__SET EXERCISE__
Pull each line holding "Desktop" out of the entries below.

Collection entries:
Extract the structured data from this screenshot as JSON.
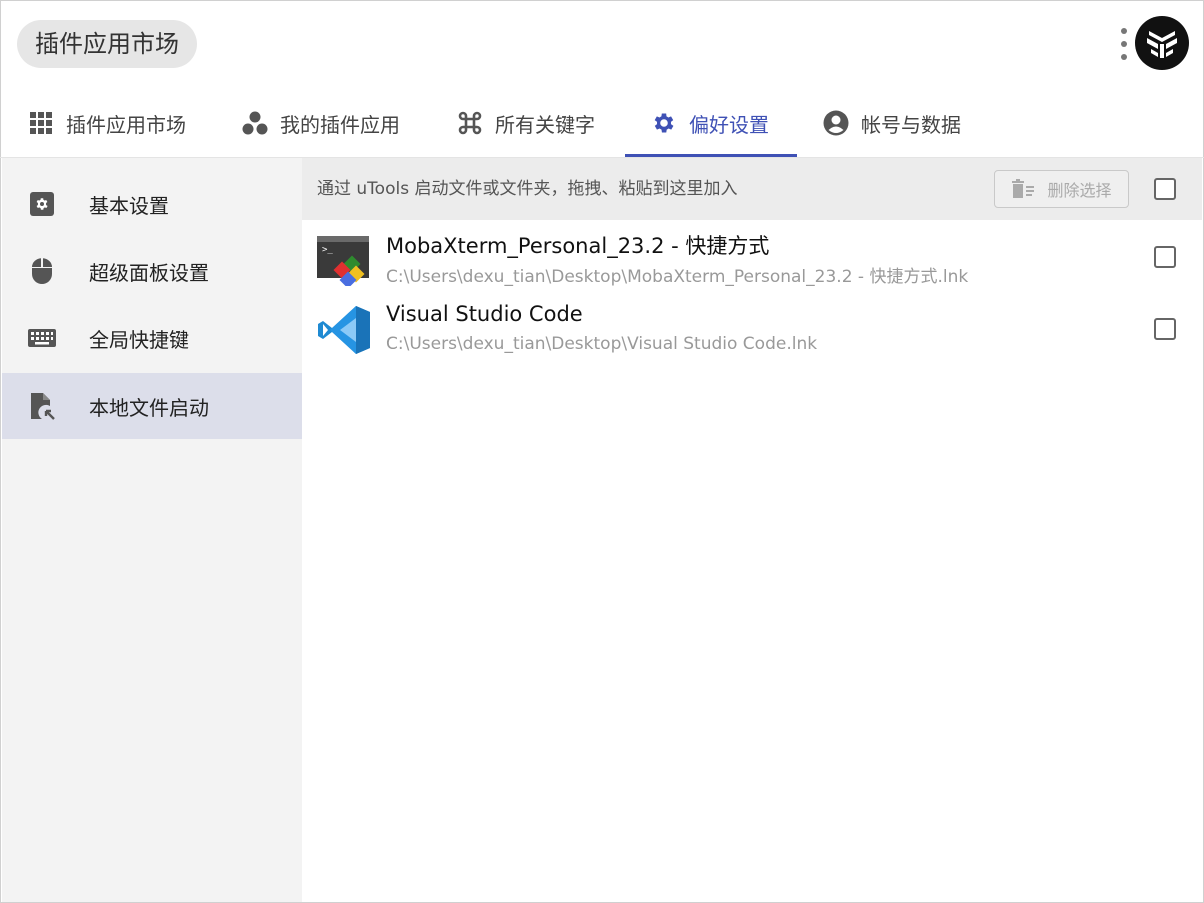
{
  "header": {
    "search_label": "插件应用市场",
    "more_icon": "more-vertical-icon",
    "logo_icon": "utools-logo-icon"
  },
  "tabs": [
    {
      "label": "插件应用市场",
      "icon": "grid-icon"
    },
    {
      "label": "我的插件应用",
      "icon": "plugins-icon"
    },
    {
      "label": "所有关键字",
      "icon": "command-icon"
    },
    {
      "label": "偏好设置",
      "icon": "gear-icon",
      "active": true
    },
    {
      "label": "帐号与数据",
      "icon": "account-icon"
    }
  ],
  "sidebar": {
    "items": [
      {
        "label": "基本设置",
        "icon": "settings-box-icon"
      },
      {
        "label": "超级面板设置",
        "icon": "mouse-icon"
      },
      {
        "label": "全局快捷键",
        "icon": "keyboard-icon"
      },
      {
        "label": "本地文件启动",
        "icon": "file-launch-icon",
        "active": true
      }
    ]
  },
  "toolbar": {
    "hint": "通过 uTools 启动文件或文件夹，拖拽、粘贴到这里加入",
    "delete_label": "删除选择"
  },
  "files": [
    {
      "name": "MobaXterm_Personal_23.2 - 快捷方式",
      "path": "C:\\Users\\dexu_tian\\Desktop\\MobaXterm_Personal_23.2 - 快捷方式.lnk",
      "icon": "mobaxterm-icon"
    },
    {
      "name": "Visual Studio Code",
      "path": "C:\\Users\\dexu_tian\\Desktop\\Visual Studio Code.lnk",
      "icon": "vscode-icon"
    }
  ],
  "colors": {
    "accent": "#3f51b5",
    "sidebar_bg": "#f3f3f3",
    "sidebar_active": "#dcdeea",
    "toolbar_bg": "#ececec"
  }
}
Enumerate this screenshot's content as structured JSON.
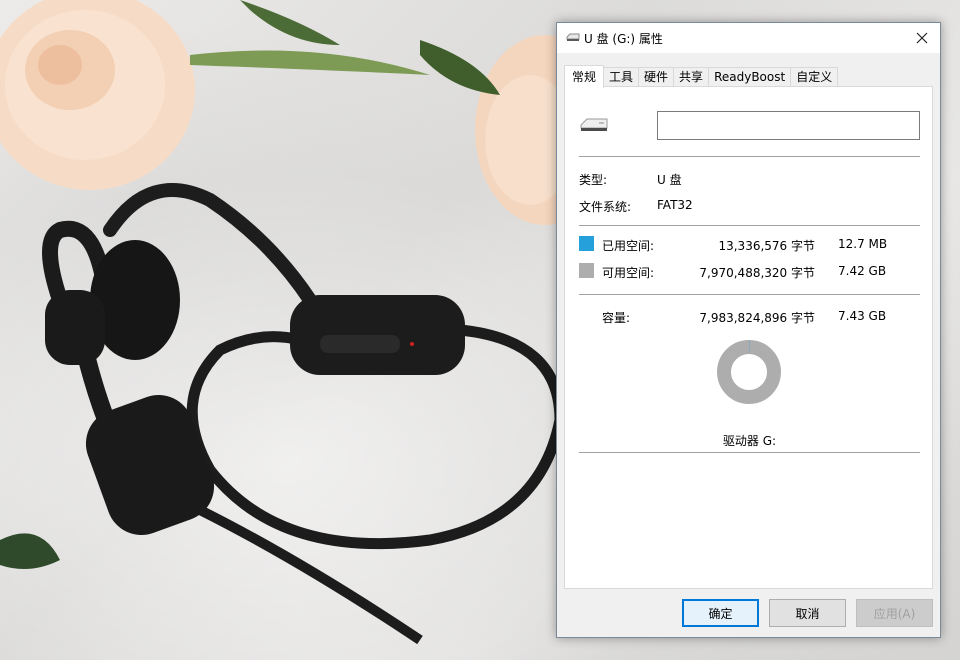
{
  "window": {
    "title": "U 盘 (G:) 属性"
  },
  "tabs": [
    {
      "label": "常规",
      "active": true
    },
    {
      "label": "工具",
      "active": false
    },
    {
      "label": "硬件",
      "active": false
    },
    {
      "label": "共享",
      "active": false
    },
    {
      "label": "ReadyBoost",
      "active": false
    },
    {
      "label": "自定义",
      "active": false
    }
  ],
  "general": {
    "name_value": "",
    "type_label": "类型:",
    "type_value": "U 盘",
    "fs_label": "文件系统:",
    "fs_value": "FAT32",
    "used_label": "已用空间:",
    "used_bytes": "13,336,576 字节",
    "used_size": "12.7 MB",
    "free_label": "可用空间:",
    "free_bytes": "7,970,488,320 字节",
    "free_size": "7.42 GB",
    "capacity_label": "容量:",
    "capacity_bytes": "7,983,824,896 字节",
    "capacity_size": "7.43 GB",
    "drive_label": "驱动器 G:",
    "used_fraction": 0.00167
  },
  "buttons": {
    "ok": "确定",
    "cancel": "取消",
    "apply": "应用(A)"
  },
  "colors": {
    "used": "#26a0da",
    "free": "#adadad",
    "accent": "#0078d7"
  },
  "icons": {
    "title": "usb-drive-icon",
    "close": "close-icon",
    "drive": "usb-drive-icon"
  }
}
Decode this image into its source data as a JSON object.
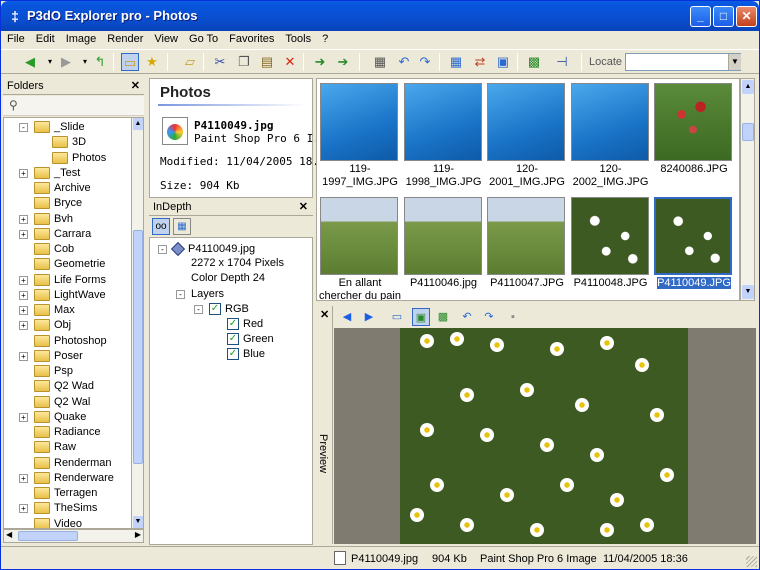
{
  "window": {
    "title": "P3dO Explorer pro - Photos",
    "app_glyph": "‡"
  },
  "menu": [
    "File",
    "Edit",
    "Image",
    "Render",
    "View",
    "Go To",
    "Favorites",
    "Tools",
    "?"
  ],
  "toolbar": {
    "locate_label": "Locate",
    "locate_value": ""
  },
  "folders": {
    "header": "Folders",
    "items": [
      {
        "label": "_Slide",
        "level": 1,
        "expand": "-"
      },
      {
        "label": "3D",
        "level": 2,
        "expand": ""
      },
      {
        "label": "Photos",
        "level": 2,
        "expand": ""
      },
      {
        "label": "_Test",
        "level": 1,
        "expand": "+"
      },
      {
        "label": "Archive",
        "level": 1,
        "expand": ""
      },
      {
        "label": "Bryce",
        "level": 1,
        "expand": ""
      },
      {
        "label": "Bvh",
        "level": 1,
        "expand": "+"
      },
      {
        "label": "Carrara",
        "level": 1,
        "expand": "+"
      },
      {
        "label": "Cob",
        "level": 1,
        "expand": ""
      },
      {
        "label": "Geometrie",
        "level": 1,
        "expand": ""
      },
      {
        "label": "Life Forms",
        "level": 1,
        "expand": "+"
      },
      {
        "label": "LightWave",
        "level": 1,
        "expand": "+"
      },
      {
        "label": "Max",
        "level": 1,
        "expand": "+"
      },
      {
        "label": "Obj",
        "level": 1,
        "expand": "+"
      },
      {
        "label": "Photoshop",
        "level": 1,
        "expand": ""
      },
      {
        "label": "Poser",
        "level": 1,
        "expand": "+"
      },
      {
        "label": "Psp",
        "level": 1,
        "expand": ""
      },
      {
        "label": "Q2 Wad",
        "level": 1,
        "expand": ""
      },
      {
        "label": "Q2 Wal",
        "level": 1,
        "expand": ""
      },
      {
        "label": "Quake",
        "level": 1,
        "expand": "+"
      },
      {
        "label": "Radiance",
        "level": 1,
        "expand": ""
      },
      {
        "label": "Raw",
        "level": 1,
        "expand": ""
      },
      {
        "label": "Renderman",
        "level": 1,
        "expand": ""
      },
      {
        "label": "Renderware",
        "level": 1,
        "expand": "+"
      },
      {
        "label": "Terragen",
        "level": 1,
        "expand": ""
      },
      {
        "label": "TheSims",
        "level": 1,
        "expand": "+"
      },
      {
        "label": "Video",
        "level": 1,
        "expand": ""
      }
    ]
  },
  "info": {
    "title": "Photos",
    "filename": "P4110049.jpg",
    "app": "Paint Shop Pro 6 I...",
    "modified": "Modified: 11/04/2005 18...",
    "size": "Size: 904 Kb"
  },
  "indepth": {
    "header": "InDepth",
    "root": "P4110049.jpg",
    "pixels": "2272 x 1704 Pixels",
    "depth": "Color Depth 24",
    "layers": "Layers",
    "rgb": "RGB",
    "channels": [
      "Red",
      "Green",
      "Blue"
    ]
  },
  "thumbnails": [
    {
      "caption": "119-1997_IMG.JPG",
      "kind": "water"
    },
    {
      "caption": "119-1998_IMG.JPG",
      "kind": "water"
    },
    {
      "caption": "120-2001_IMG.JPG",
      "kind": "water"
    },
    {
      "caption": "120-2002_IMG.JPG",
      "kind": "water"
    },
    {
      "caption": "8240086.JPG",
      "kind": "berries"
    },
    {
      "caption": "En allant chercher du pain chez Lo...",
      "kind": "field"
    },
    {
      "caption": "P4110046.jpg",
      "kind": "field"
    },
    {
      "caption": "P4110047.JPG",
      "kind": "field"
    },
    {
      "caption": "P4110048.JPG",
      "kind": "daisy"
    },
    {
      "caption": "P4110049.JPG",
      "kind": "daisy",
      "selected": true
    }
  ],
  "preview": {
    "label": "Preview"
  },
  "status": {
    "filename": "P4110049.jpg",
    "size": "904 Kb",
    "app": "Paint Shop Pro 6 Image",
    "date": "11/04/2005 18:36"
  },
  "colors": {
    "selection": "#316ac5",
    "titlebar": "#0a5ee4"
  }
}
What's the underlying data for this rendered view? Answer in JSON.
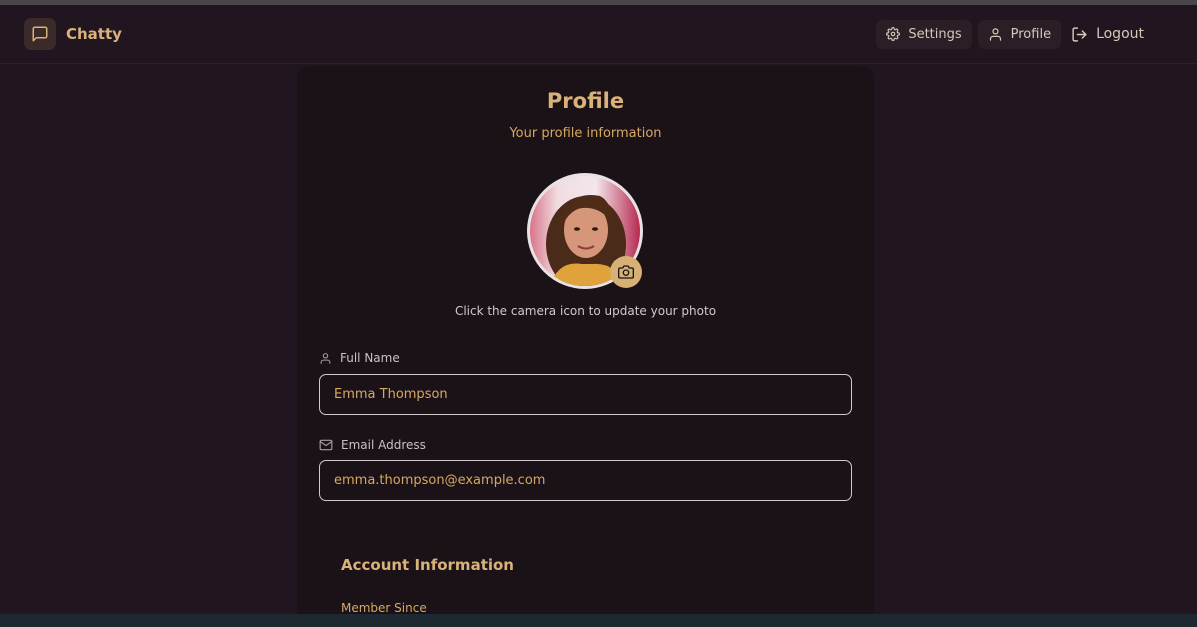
{
  "app": {
    "name": "Chatty"
  },
  "nav": {
    "settings": "Settings",
    "profile": "Profile",
    "logout": "Logout"
  },
  "profile": {
    "title": "Profile",
    "subtitle": "Your profile information",
    "photo_hint": "Click the camera icon to update your photo",
    "full_name_label": "Full Name",
    "full_name_value": "Emma Thompson",
    "email_label": "Email Address",
    "email_value": "emma.thompson@example.com"
  },
  "account": {
    "title": "Account Information",
    "member_since_label": "Member Since"
  },
  "colors": {
    "accent": "#d9b27a",
    "background": "#21161f",
    "card": "#1b1218"
  },
  "icons": {
    "logo": "message-square-icon",
    "settings": "gear-icon",
    "profile": "user-icon",
    "logout": "logout-icon",
    "camera": "camera-icon",
    "name": "user-icon",
    "email": "mail-icon"
  }
}
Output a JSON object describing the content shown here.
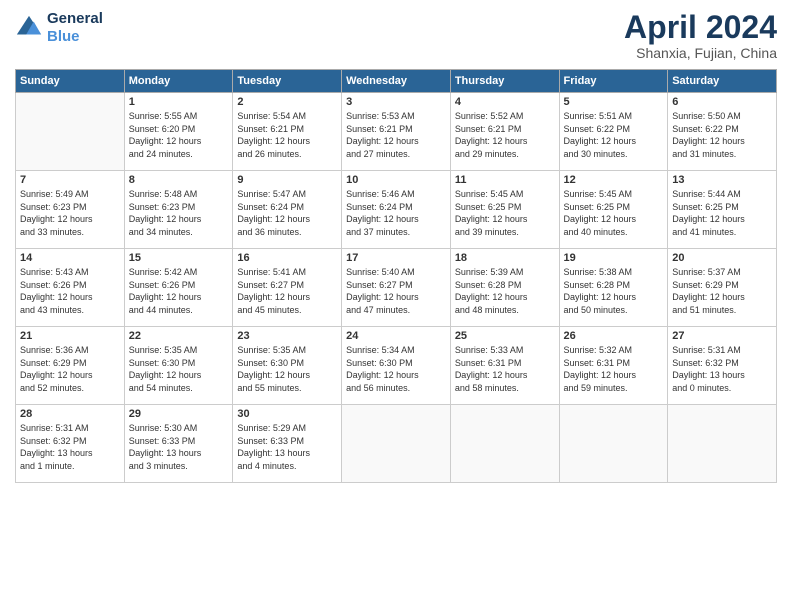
{
  "header": {
    "logo_line1": "General",
    "logo_line2": "Blue",
    "month_title": "April 2024",
    "location": "Shanxia, Fujian, China"
  },
  "days_of_week": [
    "Sunday",
    "Monday",
    "Tuesday",
    "Wednesday",
    "Thursday",
    "Friday",
    "Saturday"
  ],
  "weeks": [
    [
      {
        "day": "",
        "info": ""
      },
      {
        "day": "1",
        "info": "Sunrise: 5:55 AM\nSunset: 6:20 PM\nDaylight: 12 hours\nand 24 minutes."
      },
      {
        "day": "2",
        "info": "Sunrise: 5:54 AM\nSunset: 6:21 PM\nDaylight: 12 hours\nand 26 minutes."
      },
      {
        "day": "3",
        "info": "Sunrise: 5:53 AM\nSunset: 6:21 PM\nDaylight: 12 hours\nand 27 minutes."
      },
      {
        "day": "4",
        "info": "Sunrise: 5:52 AM\nSunset: 6:21 PM\nDaylight: 12 hours\nand 29 minutes."
      },
      {
        "day": "5",
        "info": "Sunrise: 5:51 AM\nSunset: 6:22 PM\nDaylight: 12 hours\nand 30 minutes."
      },
      {
        "day": "6",
        "info": "Sunrise: 5:50 AM\nSunset: 6:22 PM\nDaylight: 12 hours\nand 31 minutes."
      }
    ],
    [
      {
        "day": "7",
        "info": "Sunrise: 5:49 AM\nSunset: 6:23 PM\nDaylight: 12 hours\nand 33 minutes."
      },
      {
        "day": "8",
        "info": "Sunrise: 5:48 AM\nSunset: 6:23 PM\nDaylight: 12 hours\nand 34 minutes."
      },
      {
        "day": "9",
        "info": "Sunrise: 5:47 AM\nSunset: 6:24 PM\nDaylight: 12 hours\nand 36 minutes."
      },
      {
        "day": "10",
        "info": "Sunrise: 5:46 AM\nSunset: 6:24 PM\nDaylight: 12 hours\nand 37 minutes."
      },
      {
        "day": "11",
        "info": "Sunrise: 5:45 AM\nSunset: 6:25 PM\nDaylight: 12 hours\nand 39 minutes."
      },
      {
        "day": "12",
        "info": "Sunrise: 5:45 AM\nSunset: 6:25 PM\nDaylight: 12 hours\nand 40 minutes."
      },
      {
        "day": "13",
        "info": "Sunrise: 5:44 AM\nSunset: 6:25 PM\nDaylight: 12 hours\nand 41 minutes."
      }
    ],
    [
      {
        "day": "14",
        "info": "Sunrise: 5:43 AM\nSunset: 6:26 PM\nDaylight: 12 hours\nand 43 minutes."
      },
      {
        "day": "15",
        "info": "Sunrise: 5:42 AM\nSunset: 6:26 PM\nDaylight: 12 hours\nand 44 minutes."
      },
      {
        "day": "16",
        "info": "Sunrise: 5:41 AM\nSunset: 6:27 PM\nDaylight: 12 hours\nand 45 minutes."
      },
      {
        "day": "17",
        "info": "Sunrise: 5:40 AM\nSunset: 6:27 PM\nDaylight: 12 hours\nand 47 minutes."
      },
      {
        "day": "18",
        "info": "Sunrise: 5:39 AM\nSunset: 6:28 PM\nDaylight: 12 hours\nand 48 minutes."
      },
      {
        "day": "19",
        "info": "Sunrise: 5:38 AM\nSunset: 6:28 PM\nDaylight: 12 hours\nand 50 minutes."
      },
      {
        "day": "20",
        "info": "Sunrise: 5:37 AM\nSunset: 6:29 PM\nDaylight: 12 hours\nand 51 minutes."
      }
    ],
    [
      {
        "day": "21",
        "info": "Sunrise: 5:36 AM\nSunset: 6:29 PM\nDaylight: 12 hours\nand 52 minutes."
      },
      {
        "day": "22",
        "info": "Sunrise: 5:35 AM\nSunset: 6:30 PM\nDaylight: 12 hours\nand 54 minutes."
      },
      {
        "day": "23",
        "info": "Sunrise: 5:35 AM\nSunset: 6:30 PM\nDaylight: 12 hours\nand 55 minutes."
      },
      {
        "day": "24",
        "info": "Sunrise: 5:34 AM\nSunset: 6:30 PM\nDaylight: 12 hours\nand 56 minutes."
      },
      {
        "day": "25",
        "info": "Sunrise: 5:33 AM\nSunset: 6:31 PM\nDaylight: 12 hours\nand 58 minutes."
      },
      {
        "day": "26",
        "info": "Sunrise: 5:32 AM\nSunset: 6:31 PM\nDaylight: 12 hours\nand 59 minutes."
      },
      {
        "day": "27",
        "info": "Sunrise: 5:31 AM\nSunset: 6:32 PM\nDaylight: 13 hours\nand 0 minutes."
      }
    ],
    [
      {
        "day": "28",
        "info": "Sunrise: 5:31 AM\nSunset: 6:32 PM\nDaylight: 13 hours\nand 1 minute."
      },
      {
        "day": "29",
        "info": "Sunrise: 5:30 AM\nSunset: 6:33 PM\nDaylight: 13 hours\nand 3 minutes."
      },
      {
        "day": "30",
        "info": "Sunrise: 5:29 AM\nSunset: 6:33 PM\nDaylight: 13 hours\nand 4 minutes."
      },
      {
        "day": "",
        "info": ""
      },
      {
        "day": "",
        "info": ""
      },
      {
        "day": "",
        "info": ""
      },
      {
        "day": "",
        "info": ""
      }
    ]
  ]
}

__SOLVED EXERCISE__
      "path": "C:\\Users\\dexu_tian\\Desktop\\MobaXterm_Personal_23.2 - 快捷方式.lnk",
      "path": "C:\\Users\\dexu_tian\\Desktop\\Visual Studio Code.lnk",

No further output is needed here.